# WORK INSTRUCTION:
Pull every line of the entries that has the word "journal".

(LISTED RECORDS begins)

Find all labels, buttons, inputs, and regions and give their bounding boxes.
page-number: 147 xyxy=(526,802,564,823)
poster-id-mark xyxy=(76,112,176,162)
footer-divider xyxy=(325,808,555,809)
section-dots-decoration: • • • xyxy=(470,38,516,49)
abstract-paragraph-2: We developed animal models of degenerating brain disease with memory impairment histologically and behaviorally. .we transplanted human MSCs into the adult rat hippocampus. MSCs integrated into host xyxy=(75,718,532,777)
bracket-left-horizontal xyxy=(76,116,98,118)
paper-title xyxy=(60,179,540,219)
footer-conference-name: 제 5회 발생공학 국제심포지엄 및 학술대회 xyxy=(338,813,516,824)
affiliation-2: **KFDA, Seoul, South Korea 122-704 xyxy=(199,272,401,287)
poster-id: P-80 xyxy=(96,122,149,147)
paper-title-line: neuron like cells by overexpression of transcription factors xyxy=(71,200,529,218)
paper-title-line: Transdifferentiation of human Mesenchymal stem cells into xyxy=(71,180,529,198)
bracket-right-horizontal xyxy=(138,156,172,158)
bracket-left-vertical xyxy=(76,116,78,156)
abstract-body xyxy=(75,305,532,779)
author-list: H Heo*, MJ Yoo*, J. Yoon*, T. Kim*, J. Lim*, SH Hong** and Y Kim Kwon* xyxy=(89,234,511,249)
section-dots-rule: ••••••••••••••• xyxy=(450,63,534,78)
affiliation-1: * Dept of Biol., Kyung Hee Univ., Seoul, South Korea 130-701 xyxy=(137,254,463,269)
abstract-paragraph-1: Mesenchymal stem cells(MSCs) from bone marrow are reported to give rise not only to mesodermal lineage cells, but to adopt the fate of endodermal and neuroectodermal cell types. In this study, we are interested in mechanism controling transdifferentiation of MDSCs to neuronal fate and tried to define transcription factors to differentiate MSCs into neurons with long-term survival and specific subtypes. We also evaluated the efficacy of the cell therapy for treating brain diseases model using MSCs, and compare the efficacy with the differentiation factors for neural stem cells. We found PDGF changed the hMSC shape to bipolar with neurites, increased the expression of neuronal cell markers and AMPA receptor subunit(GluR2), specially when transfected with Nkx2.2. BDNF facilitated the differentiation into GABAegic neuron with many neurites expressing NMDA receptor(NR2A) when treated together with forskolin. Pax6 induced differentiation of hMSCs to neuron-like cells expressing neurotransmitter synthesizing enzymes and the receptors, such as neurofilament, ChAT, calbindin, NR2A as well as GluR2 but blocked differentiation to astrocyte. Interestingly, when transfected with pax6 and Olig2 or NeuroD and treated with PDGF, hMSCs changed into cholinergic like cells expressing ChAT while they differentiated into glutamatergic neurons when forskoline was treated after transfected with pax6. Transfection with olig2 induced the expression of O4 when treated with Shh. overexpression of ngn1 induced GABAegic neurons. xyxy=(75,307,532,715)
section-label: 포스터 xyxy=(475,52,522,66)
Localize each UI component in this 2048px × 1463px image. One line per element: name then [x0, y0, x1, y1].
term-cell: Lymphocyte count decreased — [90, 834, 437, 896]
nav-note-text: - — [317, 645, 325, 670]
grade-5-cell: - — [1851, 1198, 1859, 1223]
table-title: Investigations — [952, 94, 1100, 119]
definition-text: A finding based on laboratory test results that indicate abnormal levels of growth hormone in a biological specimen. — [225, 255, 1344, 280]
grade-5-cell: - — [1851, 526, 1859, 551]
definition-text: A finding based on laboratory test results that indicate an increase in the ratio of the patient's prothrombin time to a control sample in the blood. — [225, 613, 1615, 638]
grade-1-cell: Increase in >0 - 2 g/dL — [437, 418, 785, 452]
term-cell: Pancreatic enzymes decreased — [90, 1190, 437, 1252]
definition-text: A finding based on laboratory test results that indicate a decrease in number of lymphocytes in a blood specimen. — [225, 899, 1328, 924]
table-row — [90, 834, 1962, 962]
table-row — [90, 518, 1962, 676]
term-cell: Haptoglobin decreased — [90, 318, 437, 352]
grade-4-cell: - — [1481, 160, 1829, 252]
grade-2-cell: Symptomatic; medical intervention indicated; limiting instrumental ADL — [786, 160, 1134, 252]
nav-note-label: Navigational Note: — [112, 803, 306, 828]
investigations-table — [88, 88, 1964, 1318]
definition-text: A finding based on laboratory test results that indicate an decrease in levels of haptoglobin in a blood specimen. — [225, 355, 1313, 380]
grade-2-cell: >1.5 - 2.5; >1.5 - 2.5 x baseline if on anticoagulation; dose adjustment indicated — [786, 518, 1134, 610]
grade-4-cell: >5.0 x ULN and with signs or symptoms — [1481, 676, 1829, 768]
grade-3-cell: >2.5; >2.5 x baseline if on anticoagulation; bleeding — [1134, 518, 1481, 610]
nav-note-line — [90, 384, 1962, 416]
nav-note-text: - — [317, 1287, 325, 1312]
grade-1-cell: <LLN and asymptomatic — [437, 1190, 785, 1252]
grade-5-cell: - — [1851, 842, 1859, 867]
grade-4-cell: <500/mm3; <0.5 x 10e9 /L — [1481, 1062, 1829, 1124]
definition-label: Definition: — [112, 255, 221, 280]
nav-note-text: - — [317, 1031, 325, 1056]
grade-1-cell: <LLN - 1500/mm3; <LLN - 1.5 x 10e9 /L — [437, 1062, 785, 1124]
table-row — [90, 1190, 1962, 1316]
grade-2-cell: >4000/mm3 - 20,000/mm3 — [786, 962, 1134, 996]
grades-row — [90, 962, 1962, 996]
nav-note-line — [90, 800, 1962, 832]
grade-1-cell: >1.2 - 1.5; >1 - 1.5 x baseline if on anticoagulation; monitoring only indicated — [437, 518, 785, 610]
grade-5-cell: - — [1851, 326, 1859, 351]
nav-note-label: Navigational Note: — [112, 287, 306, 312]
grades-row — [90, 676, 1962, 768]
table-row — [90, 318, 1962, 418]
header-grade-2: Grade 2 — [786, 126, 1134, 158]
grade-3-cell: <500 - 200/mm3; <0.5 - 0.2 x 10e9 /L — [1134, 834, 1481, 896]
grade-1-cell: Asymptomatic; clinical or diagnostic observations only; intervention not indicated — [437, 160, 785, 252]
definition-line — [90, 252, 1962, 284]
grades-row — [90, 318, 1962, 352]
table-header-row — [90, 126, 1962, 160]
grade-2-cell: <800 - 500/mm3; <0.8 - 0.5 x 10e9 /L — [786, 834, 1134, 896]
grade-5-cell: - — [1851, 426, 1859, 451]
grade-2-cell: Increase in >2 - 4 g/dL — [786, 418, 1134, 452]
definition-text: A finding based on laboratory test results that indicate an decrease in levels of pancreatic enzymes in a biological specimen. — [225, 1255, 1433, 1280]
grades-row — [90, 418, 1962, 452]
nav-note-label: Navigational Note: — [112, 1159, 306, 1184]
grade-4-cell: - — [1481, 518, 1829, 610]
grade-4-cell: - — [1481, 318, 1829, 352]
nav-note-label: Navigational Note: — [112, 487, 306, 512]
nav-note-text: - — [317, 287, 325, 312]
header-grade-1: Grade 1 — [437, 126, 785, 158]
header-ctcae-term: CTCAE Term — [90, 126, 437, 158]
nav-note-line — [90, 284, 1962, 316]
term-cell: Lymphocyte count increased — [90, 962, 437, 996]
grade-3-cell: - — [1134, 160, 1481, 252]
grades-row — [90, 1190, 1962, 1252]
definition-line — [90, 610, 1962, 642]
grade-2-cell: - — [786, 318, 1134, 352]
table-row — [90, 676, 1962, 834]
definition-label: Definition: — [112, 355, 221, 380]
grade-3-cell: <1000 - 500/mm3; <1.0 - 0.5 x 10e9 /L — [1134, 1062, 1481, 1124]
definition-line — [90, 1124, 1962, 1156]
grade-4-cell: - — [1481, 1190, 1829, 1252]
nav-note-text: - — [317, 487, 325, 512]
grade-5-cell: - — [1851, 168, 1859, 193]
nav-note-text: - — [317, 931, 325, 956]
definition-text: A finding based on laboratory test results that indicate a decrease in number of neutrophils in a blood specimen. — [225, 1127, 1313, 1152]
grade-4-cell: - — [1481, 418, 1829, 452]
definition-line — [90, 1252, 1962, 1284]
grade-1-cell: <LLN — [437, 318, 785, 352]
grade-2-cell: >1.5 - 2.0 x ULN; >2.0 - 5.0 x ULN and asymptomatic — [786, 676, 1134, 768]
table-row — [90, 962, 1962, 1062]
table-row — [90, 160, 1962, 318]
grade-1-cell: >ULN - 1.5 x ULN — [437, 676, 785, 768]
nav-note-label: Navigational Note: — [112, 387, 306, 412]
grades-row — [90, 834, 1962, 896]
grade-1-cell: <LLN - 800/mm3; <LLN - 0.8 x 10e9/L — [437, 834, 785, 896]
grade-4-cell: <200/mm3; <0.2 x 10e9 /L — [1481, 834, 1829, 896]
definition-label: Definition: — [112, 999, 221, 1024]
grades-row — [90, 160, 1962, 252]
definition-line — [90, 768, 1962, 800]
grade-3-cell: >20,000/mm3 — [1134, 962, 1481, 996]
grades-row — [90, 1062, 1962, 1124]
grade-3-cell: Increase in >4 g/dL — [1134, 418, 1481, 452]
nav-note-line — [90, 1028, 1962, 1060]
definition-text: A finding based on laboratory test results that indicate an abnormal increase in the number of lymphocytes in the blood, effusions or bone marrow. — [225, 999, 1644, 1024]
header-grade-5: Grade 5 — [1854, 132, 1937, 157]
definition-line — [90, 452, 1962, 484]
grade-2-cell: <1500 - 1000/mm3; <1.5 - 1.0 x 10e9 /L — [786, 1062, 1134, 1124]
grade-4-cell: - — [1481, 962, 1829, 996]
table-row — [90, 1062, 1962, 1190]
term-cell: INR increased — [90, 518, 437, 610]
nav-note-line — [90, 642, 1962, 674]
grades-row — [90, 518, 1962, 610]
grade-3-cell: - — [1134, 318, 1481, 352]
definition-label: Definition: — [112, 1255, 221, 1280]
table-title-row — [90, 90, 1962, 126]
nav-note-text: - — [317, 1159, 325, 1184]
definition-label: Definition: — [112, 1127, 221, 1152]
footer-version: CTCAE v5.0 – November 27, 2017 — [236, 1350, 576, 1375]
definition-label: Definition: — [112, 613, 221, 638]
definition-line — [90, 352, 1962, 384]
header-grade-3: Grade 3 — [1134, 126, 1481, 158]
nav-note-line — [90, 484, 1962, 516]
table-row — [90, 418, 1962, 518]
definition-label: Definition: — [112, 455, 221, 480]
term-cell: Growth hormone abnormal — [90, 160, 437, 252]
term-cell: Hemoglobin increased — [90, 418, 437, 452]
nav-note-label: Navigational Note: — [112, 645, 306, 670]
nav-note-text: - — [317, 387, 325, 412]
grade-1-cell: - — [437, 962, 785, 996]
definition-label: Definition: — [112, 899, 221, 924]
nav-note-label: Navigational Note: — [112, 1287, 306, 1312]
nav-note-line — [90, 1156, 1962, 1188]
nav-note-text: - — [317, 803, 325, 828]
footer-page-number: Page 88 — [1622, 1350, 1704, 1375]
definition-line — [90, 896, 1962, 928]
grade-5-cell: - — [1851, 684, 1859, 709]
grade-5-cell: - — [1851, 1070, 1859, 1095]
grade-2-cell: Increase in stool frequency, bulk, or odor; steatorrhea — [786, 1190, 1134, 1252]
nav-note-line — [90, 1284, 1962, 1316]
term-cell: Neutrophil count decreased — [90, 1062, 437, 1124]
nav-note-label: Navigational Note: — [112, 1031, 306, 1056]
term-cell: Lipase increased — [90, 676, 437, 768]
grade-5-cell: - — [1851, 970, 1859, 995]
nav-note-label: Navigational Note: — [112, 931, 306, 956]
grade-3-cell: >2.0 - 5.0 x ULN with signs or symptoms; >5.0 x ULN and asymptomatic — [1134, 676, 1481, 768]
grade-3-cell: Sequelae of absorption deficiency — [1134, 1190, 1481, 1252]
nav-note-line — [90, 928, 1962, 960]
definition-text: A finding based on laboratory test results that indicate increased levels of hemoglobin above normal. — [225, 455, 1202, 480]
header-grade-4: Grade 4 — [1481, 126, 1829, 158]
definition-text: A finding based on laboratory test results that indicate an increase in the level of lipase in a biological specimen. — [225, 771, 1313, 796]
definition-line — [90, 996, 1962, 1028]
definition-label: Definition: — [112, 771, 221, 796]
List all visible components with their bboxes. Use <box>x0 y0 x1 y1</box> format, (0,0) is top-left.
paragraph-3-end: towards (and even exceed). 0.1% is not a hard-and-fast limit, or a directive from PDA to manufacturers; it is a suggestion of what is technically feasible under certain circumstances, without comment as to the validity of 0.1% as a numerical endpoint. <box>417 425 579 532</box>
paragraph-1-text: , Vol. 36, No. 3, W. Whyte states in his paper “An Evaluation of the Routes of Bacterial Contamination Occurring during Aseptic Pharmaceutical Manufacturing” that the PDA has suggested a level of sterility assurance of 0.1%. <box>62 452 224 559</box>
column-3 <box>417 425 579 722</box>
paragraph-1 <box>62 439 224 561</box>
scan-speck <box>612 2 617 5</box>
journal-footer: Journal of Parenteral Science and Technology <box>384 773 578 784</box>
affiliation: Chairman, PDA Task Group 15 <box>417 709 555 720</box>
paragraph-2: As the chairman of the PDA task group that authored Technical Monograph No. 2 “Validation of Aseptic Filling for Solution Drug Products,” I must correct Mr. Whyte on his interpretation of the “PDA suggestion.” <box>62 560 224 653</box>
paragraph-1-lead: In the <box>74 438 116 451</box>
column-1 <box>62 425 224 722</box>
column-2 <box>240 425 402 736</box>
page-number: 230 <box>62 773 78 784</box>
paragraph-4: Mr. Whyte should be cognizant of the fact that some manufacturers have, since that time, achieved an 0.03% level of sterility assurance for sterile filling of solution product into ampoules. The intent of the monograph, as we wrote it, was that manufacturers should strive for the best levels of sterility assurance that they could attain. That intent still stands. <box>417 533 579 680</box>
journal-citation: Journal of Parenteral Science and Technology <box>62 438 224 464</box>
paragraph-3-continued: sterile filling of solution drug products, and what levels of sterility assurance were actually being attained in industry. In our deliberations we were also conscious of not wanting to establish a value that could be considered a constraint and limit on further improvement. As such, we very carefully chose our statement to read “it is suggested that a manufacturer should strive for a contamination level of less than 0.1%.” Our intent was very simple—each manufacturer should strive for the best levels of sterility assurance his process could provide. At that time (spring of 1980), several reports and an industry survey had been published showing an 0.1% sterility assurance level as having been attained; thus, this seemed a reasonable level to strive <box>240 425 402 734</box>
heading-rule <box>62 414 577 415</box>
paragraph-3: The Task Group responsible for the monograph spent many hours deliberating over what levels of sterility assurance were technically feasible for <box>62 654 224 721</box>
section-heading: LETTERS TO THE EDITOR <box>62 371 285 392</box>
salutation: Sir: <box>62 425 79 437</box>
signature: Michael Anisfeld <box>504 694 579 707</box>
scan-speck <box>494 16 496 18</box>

(LISTED RECORDS ends)

# OUTPUT FOR THIS TASK:
journal-footer: Journal of Parenteral Science and Technology <box>384 773 578 784</box>
journal-citation: Journal of Parenteral Science and Technology <box>62 438 224 464</box>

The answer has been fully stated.